§ TASK:
Repeat the material verbatim and drop the pictures.

§ DATA FOR THIS EXERCISE:
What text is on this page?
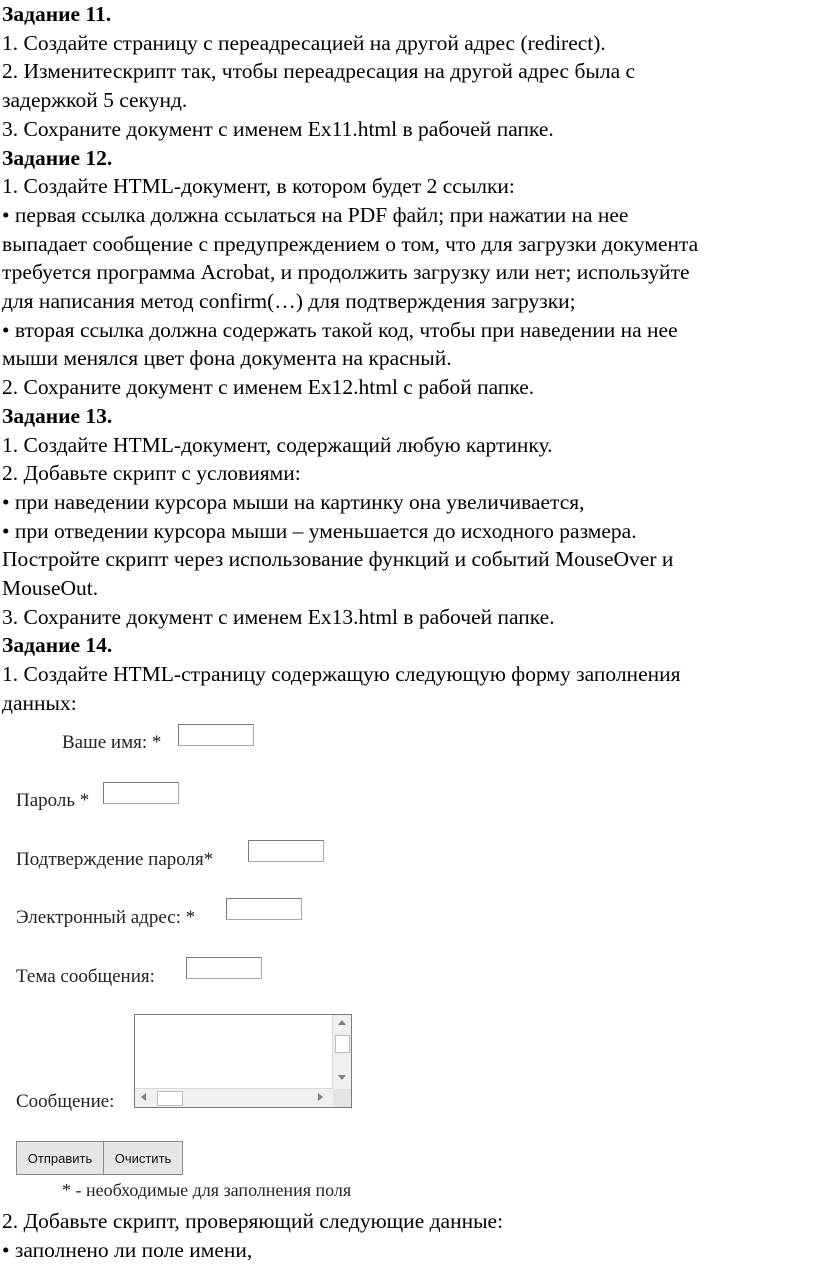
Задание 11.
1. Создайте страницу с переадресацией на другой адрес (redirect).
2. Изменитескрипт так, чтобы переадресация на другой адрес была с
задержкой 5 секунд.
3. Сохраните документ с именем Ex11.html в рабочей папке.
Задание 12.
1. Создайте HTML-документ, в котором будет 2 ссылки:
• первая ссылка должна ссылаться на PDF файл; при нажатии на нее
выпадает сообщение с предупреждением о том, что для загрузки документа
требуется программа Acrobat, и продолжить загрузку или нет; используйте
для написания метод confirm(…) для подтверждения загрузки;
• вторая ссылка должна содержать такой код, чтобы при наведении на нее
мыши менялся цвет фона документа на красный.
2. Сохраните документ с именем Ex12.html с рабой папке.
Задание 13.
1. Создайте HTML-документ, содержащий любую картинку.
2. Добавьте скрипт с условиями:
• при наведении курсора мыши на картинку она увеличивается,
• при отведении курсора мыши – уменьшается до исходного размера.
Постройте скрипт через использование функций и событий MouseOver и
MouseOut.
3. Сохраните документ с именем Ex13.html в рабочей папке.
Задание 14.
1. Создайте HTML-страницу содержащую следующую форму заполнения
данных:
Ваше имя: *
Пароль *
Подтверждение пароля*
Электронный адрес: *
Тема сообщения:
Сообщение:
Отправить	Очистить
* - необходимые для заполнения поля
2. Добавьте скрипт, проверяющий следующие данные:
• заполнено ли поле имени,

§ SOLVED EXERCISE:
What text is on this page?
Задание 11.
1. Создайте страницу с переадресацией на другой адрес (redirect).
2. Изменитескрипт так, чтобы переадресация на другой адрес была с
задержкой 5 секунд.
3. Сохраните документ с именем Ex11.html в рабочей папке.
Задание 12.
1. Создайте HTML-документ, в котором будет 2 ссылки:
• первая ссылка должна ссылаться на PDF файл; при нажатии на нее
выпадает сообщение с предупреждением о том, что для загрузки документа
требуется программа Acrobat, и продолжить загрузку или нет; используйте
для написания метод confirm(…) для подтверждения загрузки;
• вторая ссылка должна содержать такой код, чтобы при наведении на нее
мыши менялся цвет фона документа на красный.
2. Сохраните документ с именем Ex12.html с рабой папке.
Задание 13.
1. Создайте HTML-документ, содержащий любую картинку.
2. Добавьте скрипт с условиями:
• при наведении курсора мыши на картинку она увеличивается,
• при отведении курсора мыши – уменьшается до исходного размера.
Постройте скрипт через использование функций и событий MouseOver и
MouseOut.
3. Сохраните документ с именем Ex13.html в рабочей папке.
Задание 14.
1. Создайте HTML-страницу содержащую следующую форму заполнения
данных:
Ваше имя: *
Пароль *
Подтверждение пароля*
Электронный адрес: *
Тема сообщения:
Сообщение:
Отправить	Очистить
* - необходимые для заполнения поля
2. Добавьте скрипт, проверяющий следующие данные:
• заполнено ли поле имени,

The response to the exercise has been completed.